===== ROWS
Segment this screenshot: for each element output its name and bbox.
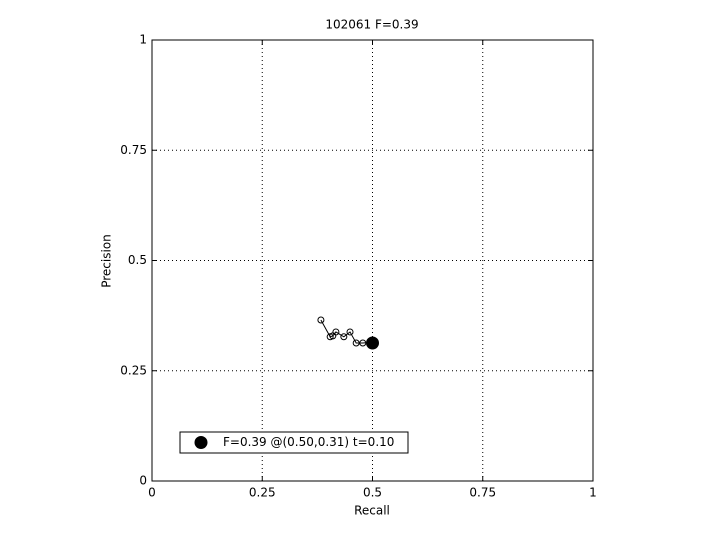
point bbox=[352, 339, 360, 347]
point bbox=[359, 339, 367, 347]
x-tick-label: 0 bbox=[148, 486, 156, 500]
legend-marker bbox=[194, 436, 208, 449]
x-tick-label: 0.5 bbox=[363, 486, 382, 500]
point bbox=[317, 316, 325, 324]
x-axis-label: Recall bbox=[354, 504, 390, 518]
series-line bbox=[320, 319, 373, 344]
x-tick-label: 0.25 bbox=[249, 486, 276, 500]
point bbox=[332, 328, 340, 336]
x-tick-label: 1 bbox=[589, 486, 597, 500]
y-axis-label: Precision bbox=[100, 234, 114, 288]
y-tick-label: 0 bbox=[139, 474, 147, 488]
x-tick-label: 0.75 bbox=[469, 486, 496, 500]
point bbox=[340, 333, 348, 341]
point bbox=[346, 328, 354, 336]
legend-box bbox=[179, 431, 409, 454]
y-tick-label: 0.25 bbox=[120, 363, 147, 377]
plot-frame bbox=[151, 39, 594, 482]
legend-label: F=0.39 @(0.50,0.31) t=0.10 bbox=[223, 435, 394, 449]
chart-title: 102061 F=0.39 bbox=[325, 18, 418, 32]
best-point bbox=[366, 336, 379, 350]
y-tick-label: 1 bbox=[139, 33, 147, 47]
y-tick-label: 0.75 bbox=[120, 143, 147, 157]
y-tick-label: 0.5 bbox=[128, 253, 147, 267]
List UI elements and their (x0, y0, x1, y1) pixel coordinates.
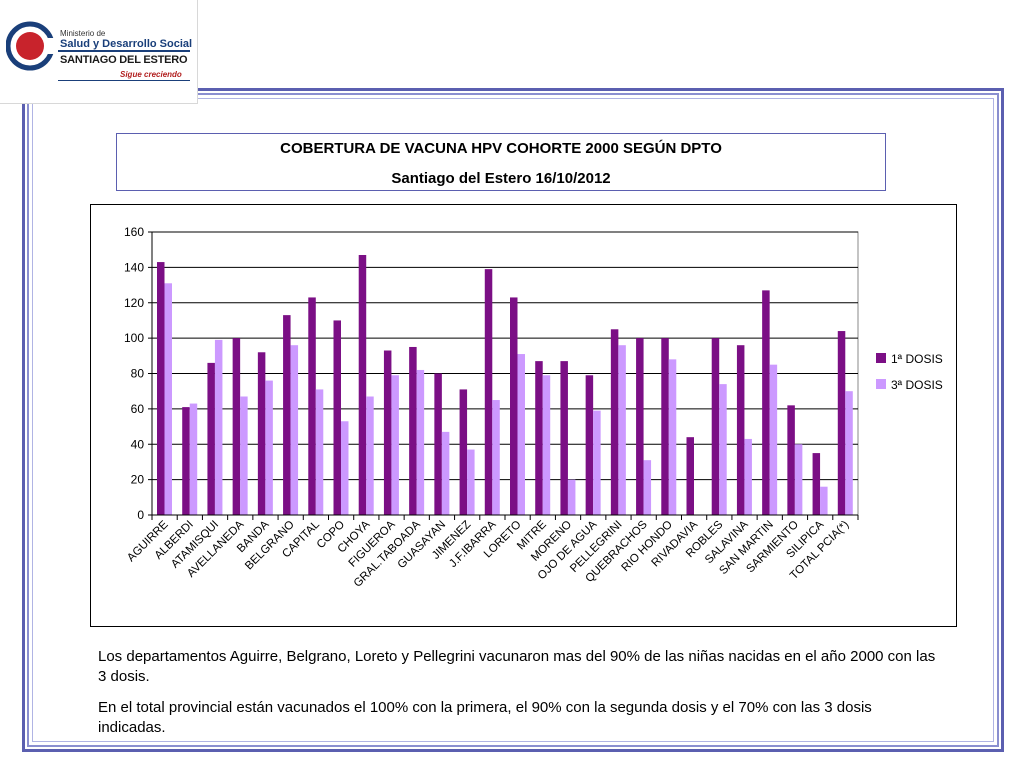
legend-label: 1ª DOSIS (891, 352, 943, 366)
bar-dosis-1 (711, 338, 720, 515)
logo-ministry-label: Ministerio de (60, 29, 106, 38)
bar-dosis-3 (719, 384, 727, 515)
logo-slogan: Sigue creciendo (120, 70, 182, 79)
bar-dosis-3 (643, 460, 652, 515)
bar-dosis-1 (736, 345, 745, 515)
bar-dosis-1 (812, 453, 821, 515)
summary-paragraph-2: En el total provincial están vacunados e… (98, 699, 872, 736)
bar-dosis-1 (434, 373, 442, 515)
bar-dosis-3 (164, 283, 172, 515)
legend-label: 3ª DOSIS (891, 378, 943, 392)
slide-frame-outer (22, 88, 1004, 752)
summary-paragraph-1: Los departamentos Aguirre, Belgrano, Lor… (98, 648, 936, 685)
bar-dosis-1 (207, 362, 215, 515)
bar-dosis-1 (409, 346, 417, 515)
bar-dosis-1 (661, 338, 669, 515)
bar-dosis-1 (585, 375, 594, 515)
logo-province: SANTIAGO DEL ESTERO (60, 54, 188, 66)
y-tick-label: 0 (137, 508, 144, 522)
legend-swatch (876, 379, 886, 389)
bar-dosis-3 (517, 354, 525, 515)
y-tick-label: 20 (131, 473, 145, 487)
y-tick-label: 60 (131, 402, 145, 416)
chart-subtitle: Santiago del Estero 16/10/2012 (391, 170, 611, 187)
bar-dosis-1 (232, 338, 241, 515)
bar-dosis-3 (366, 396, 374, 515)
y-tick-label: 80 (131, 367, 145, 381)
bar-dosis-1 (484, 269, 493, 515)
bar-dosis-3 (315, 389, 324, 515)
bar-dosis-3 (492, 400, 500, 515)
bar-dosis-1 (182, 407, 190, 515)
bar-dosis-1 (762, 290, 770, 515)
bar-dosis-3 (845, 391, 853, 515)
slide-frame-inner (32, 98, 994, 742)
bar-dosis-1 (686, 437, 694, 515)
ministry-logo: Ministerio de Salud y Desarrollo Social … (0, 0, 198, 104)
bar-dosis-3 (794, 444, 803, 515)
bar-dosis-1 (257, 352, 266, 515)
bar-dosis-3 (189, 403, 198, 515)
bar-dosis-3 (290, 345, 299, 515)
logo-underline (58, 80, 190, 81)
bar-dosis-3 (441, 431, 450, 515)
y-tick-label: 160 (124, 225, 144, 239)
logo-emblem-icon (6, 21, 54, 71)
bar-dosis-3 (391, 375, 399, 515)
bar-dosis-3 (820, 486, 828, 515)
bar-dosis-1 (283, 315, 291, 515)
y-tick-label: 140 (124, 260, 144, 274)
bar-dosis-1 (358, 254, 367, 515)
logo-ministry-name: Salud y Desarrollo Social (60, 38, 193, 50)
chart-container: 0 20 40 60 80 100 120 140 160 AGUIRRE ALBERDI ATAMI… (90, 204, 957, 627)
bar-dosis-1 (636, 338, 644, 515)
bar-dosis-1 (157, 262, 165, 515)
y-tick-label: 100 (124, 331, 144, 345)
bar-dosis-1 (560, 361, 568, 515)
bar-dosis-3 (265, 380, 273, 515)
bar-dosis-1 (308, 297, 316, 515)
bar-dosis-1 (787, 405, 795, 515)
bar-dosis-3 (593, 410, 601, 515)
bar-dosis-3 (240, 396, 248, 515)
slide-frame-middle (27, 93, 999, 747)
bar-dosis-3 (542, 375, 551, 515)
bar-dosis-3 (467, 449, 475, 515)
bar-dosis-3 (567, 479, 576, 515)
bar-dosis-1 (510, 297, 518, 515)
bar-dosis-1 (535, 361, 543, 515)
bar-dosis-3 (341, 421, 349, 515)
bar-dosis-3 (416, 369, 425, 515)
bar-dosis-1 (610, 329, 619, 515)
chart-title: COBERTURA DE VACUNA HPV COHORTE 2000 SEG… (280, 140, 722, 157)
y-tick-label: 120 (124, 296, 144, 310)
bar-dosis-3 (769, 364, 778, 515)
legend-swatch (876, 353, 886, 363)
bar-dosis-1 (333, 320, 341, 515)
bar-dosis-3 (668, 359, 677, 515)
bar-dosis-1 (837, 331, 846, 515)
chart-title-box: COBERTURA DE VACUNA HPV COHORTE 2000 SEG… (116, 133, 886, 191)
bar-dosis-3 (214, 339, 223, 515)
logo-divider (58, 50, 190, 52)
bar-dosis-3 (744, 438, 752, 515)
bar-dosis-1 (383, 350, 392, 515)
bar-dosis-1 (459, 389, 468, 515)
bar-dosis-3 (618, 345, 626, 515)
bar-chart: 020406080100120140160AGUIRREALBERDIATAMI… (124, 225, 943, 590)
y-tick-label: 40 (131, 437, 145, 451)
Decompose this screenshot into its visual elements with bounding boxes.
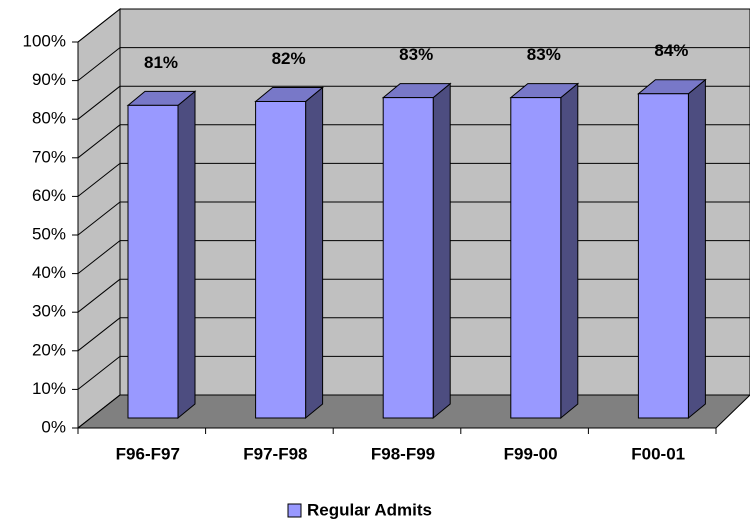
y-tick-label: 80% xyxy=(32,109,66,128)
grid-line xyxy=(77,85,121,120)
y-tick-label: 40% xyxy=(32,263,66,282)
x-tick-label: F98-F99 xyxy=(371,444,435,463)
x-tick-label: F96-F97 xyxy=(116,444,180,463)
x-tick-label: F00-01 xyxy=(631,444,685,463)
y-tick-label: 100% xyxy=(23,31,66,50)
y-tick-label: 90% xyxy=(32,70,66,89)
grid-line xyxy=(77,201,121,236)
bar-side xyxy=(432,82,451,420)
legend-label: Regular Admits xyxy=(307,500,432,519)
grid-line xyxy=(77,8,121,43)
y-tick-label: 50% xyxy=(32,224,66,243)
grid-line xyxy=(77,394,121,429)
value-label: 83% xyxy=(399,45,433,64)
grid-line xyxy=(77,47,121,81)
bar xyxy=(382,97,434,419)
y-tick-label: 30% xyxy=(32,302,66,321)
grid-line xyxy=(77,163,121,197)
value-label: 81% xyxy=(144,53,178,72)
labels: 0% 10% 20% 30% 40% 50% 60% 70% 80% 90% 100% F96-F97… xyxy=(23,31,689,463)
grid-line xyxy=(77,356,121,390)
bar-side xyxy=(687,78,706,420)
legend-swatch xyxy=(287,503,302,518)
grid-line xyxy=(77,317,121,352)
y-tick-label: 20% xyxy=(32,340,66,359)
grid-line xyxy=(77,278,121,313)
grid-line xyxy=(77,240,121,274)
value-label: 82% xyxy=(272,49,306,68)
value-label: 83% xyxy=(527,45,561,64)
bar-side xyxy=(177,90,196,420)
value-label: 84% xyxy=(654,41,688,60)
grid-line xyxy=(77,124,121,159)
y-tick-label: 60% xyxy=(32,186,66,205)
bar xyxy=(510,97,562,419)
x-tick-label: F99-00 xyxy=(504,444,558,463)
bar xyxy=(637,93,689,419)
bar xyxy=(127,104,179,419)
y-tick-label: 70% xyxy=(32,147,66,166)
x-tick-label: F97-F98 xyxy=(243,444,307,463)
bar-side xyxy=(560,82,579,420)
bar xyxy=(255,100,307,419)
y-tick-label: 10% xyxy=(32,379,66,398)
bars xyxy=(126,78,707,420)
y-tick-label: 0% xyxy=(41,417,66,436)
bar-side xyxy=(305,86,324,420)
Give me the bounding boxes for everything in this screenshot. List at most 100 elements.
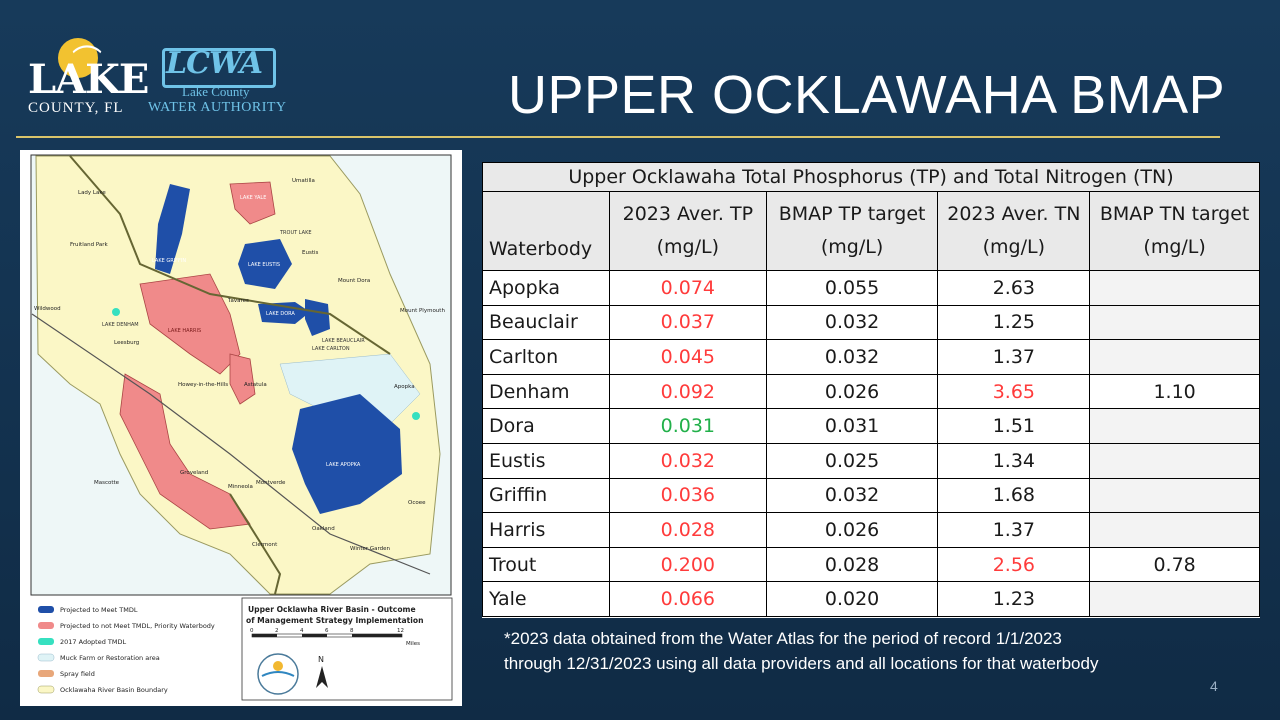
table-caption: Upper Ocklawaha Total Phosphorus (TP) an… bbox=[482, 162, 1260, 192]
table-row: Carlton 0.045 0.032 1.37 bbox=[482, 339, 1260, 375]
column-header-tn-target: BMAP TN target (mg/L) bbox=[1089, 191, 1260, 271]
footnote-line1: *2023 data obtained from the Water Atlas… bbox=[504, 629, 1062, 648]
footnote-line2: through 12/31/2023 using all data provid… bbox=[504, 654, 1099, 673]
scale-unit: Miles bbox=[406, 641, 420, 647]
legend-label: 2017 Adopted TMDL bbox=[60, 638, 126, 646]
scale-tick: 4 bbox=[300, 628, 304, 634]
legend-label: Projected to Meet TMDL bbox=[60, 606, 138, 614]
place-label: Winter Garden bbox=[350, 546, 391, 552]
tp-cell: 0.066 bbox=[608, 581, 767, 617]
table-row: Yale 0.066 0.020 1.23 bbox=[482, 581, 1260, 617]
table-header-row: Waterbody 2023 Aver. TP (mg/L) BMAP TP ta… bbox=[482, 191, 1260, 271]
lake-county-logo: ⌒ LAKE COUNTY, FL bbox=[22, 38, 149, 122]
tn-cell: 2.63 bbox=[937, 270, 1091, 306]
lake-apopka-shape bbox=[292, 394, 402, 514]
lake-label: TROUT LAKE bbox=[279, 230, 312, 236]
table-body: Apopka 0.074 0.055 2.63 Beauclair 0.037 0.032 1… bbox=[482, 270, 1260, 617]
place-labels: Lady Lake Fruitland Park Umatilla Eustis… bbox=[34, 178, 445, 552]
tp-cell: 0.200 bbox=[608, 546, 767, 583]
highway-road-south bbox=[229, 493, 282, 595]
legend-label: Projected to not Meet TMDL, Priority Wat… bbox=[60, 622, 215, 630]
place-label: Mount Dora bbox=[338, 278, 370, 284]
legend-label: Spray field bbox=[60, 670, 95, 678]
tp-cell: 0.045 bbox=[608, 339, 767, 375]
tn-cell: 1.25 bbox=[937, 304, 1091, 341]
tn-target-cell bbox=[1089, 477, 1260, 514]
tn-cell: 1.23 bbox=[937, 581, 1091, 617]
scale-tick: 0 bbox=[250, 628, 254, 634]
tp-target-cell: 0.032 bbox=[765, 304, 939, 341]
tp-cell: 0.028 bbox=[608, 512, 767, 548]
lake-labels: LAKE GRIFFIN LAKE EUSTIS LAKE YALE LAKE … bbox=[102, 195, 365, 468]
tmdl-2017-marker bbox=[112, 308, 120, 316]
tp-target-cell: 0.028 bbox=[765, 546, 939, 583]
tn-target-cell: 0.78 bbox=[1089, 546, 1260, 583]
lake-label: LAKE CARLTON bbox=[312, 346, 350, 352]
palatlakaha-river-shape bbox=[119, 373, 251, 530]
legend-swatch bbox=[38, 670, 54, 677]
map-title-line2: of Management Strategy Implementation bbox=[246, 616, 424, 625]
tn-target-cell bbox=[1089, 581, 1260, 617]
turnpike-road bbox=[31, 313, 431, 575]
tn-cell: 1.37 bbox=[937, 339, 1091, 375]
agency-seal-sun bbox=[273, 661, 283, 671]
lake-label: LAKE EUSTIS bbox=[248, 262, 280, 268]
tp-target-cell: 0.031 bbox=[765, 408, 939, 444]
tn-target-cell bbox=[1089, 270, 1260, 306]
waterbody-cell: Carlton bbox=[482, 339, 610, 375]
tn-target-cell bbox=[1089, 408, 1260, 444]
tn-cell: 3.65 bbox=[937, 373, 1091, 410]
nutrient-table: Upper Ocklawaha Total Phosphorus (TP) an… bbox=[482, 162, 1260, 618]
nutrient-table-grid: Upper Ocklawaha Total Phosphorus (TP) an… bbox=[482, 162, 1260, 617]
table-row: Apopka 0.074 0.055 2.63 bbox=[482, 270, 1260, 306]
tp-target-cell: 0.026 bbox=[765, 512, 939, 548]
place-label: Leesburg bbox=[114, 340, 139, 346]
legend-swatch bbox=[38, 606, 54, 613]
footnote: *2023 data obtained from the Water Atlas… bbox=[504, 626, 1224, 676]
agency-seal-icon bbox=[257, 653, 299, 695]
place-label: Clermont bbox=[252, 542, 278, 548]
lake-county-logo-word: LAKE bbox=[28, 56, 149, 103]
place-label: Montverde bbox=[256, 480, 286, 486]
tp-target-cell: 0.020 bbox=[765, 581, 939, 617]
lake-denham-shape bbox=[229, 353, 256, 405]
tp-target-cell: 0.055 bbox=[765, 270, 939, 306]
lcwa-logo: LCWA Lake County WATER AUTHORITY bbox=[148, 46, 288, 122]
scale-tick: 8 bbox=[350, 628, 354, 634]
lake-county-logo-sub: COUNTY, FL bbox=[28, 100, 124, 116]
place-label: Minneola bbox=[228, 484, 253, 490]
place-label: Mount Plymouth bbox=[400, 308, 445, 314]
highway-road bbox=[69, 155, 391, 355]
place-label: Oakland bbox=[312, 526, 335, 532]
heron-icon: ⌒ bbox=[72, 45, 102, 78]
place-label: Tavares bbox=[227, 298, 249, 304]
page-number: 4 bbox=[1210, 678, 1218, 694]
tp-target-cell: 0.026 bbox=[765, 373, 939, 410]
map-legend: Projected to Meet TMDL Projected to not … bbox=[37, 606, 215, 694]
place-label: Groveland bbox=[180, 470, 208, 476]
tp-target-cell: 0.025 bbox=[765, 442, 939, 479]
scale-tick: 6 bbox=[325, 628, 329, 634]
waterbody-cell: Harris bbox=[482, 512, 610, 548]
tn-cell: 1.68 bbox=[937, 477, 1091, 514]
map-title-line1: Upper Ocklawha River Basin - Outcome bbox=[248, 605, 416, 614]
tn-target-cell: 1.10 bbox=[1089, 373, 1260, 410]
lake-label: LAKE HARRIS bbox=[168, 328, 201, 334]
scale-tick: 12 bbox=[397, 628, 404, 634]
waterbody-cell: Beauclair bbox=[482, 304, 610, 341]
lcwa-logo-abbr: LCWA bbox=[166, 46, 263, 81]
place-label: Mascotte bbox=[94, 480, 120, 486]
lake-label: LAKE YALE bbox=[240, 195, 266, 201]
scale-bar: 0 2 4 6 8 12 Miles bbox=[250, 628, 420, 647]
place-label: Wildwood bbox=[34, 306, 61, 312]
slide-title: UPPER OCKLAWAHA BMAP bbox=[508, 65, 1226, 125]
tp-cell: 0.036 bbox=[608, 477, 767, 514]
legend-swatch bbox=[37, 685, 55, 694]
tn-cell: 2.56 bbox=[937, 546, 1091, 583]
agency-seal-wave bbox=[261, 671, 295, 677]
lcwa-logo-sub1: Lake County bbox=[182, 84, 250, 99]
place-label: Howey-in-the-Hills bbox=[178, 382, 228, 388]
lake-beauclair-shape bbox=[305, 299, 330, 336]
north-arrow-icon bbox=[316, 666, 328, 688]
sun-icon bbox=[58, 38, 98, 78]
==========
> WRITTEN EXERCISE
Show each line of the data that contains the string "BMAP", matching its case exactly.

> FINISHED TASK
column-header-tn-target: BMAP TN target (mg/L) bbox=[1089, 191, 1260, 271]
table-header-row: Waterbody 2023 Aver. TP (mg/L) BMAP TP ta… bbox=[482, 191, 1260, 271]
slide-title: UPPER OCKLAWAHA BMAP bbox=[508, 65, 1226, 125]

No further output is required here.